#### Stated exercise:
Pull out every line below holding the word "name".

#### Given records:
## begin

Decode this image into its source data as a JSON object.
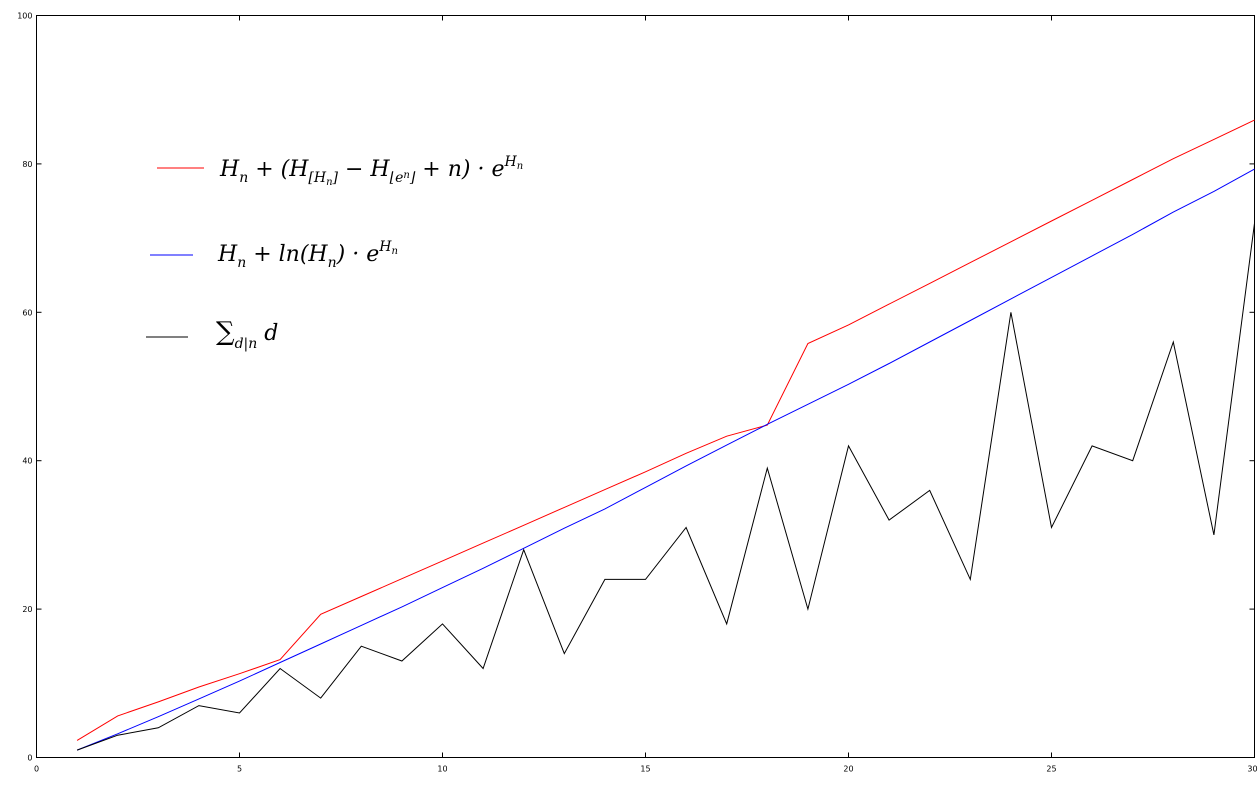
{
  "chart_data": {
    "type": "line",
    "title": "",
    "xlabel": "",
    "ylabel": "",
    "xlim": [
      0,
      30
    ],
    "ylim": [
      0,
      100
    ],
    "x_ticks": [
      "0",
      "5",
      "10",
      "15",
      "20",
      "25",
      "30"
    ],
    "y_ticks": [
      "0",
      "20",
      "40",
      "60",
      "80",
      "100"
    ],
    "grid": false,
    "legend_position": "top-left",
    "x": [
      1,
      2,
      3,
      4,
      5,
      6,
      7,
      8,
      9,
      10,
      11,
      12,
      13,
      14,
      15,
      16,
      17,
      18,
      19,
      20,
      21,
      22,
      23,
      24,
      25,
      26,
      27,
      28,
      29,
      30
    ],
    "series": [
      {
        "name": "H_n + (H_[H_n] − H_⌊e^n⌋ + n) · e^{H_n}",
        "color": "#ff0000",
        "values": [
          2.3,
          5.6,
          7.5,
          9.5,
          11.3,
          13.2,
          19.3,
          21.7,
          24.1,
          26.5,
          28.9,
          31.3,
          33.7,
          36.1,
          38.5,
          41.0,
          43.3,
          44.8,
          55.8,
          58.3,
          61.1,
          63.9,
          66.7,
          69.5,
          72.3,
          75.1,
          77.9,
          80.7,
          83.3,
          85.9
        ],
        "legend_parts": [
          "H",
          "n",
          " + (H",
          "[H",
          "n",
          "]",
          " − H",
          "⌊e",
          "n",
          "⌋",
          " + n) · e",
          "H",
          "n"
        ]
      },
      {
        "name": "H_n + ln(H_n) · e^{H_n}",
        "color": "#0000ff",
        "values": [
          1.0,
          3.2,
          5.5,
          7.9,
          10.3,
          12.8,
          15.3,
          17.8,
          20.3,
          22.9,
          25.5,
          28.2,
          30.9,
          33.5,
          36.4,
          39.3,
          42.1,
          44.9,
          47.6,
          50.3,
          53.1,
          56.0,
          58.9,
          61.8,
          64.7,
          67.6,
          70.5,
          73.5,
          76.3,
          79.3
        ],
        "legend_parts": [
          "H",
          "n",
          " + ln(H",
          "n",
          ") · e",
          "H",
          "n"
        ]
      },
      {
        "name": "Σ_{d|n} d",
        "color": "#000000",
        "values": [
          1,
          3,
          4,
          7,
          6,
          12,
          8,
          15,
          13,
          18,
          12,
          28,
          14,
          24,
          24,
          31,
          18,
          39,
          20,
          42,
          32,
          36,
          24,
          60,
          31,
          42,
          40,
          56,
          30,
          72
        ],
        "legend_parts": [
          "∑",
          "d|n",
          " d"
        ]
      }
    ]
  }
}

## end

#### Result for this task:
        "name": "H_n + (H_[H_n] − H_⌊e^n⌋ + n) · e^{H_n}",
        "name": "H_n + ln(H_n) · e^{H_n}",
        "name": "Σ_{d|n} d",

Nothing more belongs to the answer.